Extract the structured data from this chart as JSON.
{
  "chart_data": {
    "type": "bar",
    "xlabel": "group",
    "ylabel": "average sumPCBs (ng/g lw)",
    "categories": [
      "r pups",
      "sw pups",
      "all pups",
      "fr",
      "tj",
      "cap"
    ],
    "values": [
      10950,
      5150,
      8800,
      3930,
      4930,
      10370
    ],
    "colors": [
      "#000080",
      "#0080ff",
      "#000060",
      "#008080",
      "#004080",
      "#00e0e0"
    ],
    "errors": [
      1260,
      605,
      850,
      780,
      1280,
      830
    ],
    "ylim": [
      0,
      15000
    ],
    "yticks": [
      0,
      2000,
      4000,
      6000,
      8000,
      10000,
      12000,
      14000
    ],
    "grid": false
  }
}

---*---

Problem: Give the listing above again, word for word.

Solution to this problem:
Extract the structured data from this chart as JSON.
{
  "chart_data": {
    "type": "bar",
    "xlabel": "group",
    "ylabel": "average sumPCBs (ng/g lw)",
    "categories": [
      "r pups",
      "sw pups",
      "all pups",
      "fr",
      "tj",
      "cap"
    ],
    "values": [
      10950,
      5150,
      8800,
      3930,
      4930,
      10370
    ],
    "colors": [
      "#000080",
      "#0080ff",
      "#000060",
      "#008080",
      "#004080",
      "#00e0e0"
    ],
    "errors": [
      1260,
      605,
      850,
      780,
      1280,
      830
    ],
    "ylim": [
      0,
      15000
    ],
    "yticks": [
      0,
      2000,
      4000,
      6000,
      8000,
      10000,
      12000,
      14000
    ],
    "grid": false
  }
}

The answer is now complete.